───── GIVEN RECORDS

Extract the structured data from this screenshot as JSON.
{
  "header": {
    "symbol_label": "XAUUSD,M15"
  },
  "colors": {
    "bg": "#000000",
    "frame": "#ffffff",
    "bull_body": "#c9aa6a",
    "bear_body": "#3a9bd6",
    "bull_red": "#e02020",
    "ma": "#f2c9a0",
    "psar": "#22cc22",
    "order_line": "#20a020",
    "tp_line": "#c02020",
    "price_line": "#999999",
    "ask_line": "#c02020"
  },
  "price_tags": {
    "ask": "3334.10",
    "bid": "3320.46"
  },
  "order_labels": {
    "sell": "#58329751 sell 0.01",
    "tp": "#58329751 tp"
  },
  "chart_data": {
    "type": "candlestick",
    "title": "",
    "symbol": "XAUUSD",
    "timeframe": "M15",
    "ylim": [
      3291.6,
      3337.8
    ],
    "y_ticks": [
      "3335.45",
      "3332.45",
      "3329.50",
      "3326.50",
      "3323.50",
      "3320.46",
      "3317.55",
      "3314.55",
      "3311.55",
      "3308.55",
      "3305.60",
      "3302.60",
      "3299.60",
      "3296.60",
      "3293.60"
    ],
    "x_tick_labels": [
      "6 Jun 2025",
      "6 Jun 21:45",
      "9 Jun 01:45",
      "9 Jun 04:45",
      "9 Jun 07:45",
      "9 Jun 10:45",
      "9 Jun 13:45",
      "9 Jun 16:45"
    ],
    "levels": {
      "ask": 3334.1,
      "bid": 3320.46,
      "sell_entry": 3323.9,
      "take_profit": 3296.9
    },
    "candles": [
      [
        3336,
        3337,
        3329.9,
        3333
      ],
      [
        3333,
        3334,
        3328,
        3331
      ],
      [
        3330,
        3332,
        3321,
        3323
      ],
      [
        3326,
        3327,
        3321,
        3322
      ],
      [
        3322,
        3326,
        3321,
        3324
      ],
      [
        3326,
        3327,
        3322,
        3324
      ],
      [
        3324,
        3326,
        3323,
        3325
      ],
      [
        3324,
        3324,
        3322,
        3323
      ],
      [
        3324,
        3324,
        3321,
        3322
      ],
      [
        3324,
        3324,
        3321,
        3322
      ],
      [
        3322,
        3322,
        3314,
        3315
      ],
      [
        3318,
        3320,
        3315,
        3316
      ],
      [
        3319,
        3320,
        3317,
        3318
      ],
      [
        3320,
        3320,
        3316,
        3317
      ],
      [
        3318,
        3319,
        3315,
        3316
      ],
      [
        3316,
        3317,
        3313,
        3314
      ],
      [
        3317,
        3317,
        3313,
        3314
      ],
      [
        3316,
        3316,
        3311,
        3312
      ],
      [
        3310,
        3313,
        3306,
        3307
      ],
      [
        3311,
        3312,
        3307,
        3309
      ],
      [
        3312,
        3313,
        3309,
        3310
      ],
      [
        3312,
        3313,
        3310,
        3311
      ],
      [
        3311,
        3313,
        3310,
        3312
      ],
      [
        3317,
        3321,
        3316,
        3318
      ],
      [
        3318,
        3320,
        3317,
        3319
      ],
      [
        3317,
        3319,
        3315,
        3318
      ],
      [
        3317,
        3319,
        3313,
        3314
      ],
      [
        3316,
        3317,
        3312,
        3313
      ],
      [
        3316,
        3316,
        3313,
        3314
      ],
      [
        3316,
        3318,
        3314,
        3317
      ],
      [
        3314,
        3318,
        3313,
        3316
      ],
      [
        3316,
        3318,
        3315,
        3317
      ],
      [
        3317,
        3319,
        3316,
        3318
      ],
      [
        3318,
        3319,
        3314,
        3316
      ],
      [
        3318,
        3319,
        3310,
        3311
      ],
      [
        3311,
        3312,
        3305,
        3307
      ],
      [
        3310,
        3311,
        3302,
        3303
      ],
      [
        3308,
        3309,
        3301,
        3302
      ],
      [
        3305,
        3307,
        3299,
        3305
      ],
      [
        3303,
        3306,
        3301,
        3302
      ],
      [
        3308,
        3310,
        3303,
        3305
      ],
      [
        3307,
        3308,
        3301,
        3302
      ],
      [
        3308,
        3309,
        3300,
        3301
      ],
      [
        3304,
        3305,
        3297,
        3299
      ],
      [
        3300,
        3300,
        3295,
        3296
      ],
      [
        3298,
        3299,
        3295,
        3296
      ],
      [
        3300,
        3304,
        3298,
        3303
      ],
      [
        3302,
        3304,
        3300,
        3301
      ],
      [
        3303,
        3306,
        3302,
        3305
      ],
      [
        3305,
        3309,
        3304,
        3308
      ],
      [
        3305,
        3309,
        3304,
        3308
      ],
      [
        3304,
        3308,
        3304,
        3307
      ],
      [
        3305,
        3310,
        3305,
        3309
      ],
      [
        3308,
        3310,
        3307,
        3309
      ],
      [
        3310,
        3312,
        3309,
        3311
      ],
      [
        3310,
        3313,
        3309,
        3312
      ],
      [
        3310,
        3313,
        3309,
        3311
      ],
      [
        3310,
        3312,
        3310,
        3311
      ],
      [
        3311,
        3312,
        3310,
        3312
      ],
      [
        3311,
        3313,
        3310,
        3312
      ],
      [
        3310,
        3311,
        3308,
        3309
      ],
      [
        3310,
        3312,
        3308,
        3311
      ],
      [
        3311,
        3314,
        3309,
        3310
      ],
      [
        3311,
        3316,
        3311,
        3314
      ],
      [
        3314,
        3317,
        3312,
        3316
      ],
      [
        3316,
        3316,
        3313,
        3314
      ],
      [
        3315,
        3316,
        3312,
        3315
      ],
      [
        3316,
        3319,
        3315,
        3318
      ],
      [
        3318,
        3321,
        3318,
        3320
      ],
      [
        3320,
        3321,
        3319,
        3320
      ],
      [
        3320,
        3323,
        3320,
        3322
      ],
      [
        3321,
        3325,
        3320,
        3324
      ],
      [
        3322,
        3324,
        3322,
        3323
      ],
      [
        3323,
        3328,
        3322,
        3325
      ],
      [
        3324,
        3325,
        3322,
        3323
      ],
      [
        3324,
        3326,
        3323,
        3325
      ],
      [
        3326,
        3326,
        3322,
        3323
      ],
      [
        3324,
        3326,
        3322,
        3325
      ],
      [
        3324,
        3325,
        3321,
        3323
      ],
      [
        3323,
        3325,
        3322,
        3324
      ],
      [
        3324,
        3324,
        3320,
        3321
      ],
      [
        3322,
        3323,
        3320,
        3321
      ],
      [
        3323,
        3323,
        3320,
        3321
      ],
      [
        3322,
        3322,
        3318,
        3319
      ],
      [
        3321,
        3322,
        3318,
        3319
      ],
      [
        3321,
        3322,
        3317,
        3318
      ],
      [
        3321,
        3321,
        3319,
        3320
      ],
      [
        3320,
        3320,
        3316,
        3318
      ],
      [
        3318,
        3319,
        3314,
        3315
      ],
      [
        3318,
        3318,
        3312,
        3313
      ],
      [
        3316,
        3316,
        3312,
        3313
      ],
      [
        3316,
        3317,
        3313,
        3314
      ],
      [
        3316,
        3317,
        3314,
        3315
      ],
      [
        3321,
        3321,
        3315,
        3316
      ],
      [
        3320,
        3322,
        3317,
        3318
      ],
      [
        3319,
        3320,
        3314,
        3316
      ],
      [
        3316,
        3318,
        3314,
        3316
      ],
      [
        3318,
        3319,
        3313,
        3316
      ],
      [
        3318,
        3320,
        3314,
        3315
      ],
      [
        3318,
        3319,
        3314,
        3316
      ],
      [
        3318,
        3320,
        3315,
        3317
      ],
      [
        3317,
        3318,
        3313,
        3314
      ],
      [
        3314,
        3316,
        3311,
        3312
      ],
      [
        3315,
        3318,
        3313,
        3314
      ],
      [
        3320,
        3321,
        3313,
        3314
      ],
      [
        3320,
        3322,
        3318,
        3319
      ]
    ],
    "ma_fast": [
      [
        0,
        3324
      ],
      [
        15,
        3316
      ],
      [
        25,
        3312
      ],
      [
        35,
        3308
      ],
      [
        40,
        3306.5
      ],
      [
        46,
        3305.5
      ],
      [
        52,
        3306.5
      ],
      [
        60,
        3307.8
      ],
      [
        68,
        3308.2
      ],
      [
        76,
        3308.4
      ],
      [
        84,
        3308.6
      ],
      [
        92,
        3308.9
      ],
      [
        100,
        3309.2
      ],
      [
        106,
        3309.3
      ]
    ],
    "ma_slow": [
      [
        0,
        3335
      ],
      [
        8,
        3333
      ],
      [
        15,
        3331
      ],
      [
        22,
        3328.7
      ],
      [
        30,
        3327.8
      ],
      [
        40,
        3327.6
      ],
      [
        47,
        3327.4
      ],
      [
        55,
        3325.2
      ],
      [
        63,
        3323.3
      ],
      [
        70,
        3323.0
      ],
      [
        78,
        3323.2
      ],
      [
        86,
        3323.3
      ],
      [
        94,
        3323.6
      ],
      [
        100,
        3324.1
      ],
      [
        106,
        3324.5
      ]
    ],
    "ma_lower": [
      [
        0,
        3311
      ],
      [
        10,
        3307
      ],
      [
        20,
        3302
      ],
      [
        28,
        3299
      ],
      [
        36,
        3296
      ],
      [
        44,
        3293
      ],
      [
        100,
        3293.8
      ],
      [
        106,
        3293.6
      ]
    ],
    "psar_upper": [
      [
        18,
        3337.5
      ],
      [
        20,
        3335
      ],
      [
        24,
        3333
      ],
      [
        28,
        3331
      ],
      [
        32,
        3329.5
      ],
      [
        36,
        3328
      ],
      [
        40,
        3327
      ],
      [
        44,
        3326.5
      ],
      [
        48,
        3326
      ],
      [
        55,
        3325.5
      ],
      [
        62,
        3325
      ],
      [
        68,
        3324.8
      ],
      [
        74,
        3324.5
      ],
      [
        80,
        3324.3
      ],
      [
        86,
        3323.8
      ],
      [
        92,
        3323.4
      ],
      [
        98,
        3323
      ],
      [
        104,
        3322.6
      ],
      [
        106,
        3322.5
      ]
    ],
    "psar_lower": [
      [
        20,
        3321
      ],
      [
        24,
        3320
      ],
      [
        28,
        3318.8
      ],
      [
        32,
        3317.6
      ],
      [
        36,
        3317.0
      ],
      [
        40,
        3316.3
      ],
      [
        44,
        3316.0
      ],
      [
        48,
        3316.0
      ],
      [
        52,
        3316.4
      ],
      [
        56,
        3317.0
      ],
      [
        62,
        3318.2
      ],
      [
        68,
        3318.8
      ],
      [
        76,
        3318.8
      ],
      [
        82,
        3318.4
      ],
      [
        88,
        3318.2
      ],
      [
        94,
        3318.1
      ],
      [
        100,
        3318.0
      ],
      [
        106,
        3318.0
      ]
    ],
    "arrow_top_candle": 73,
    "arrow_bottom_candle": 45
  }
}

──────────

== WHAT TO WORK ON ==
In the entries above, find every line with the word "XAUUSD" and list it.

== SOLVED PROBLEM ==
    "symbol_label": "XAUUSD,M15"
    "symbol": "XAUUSD",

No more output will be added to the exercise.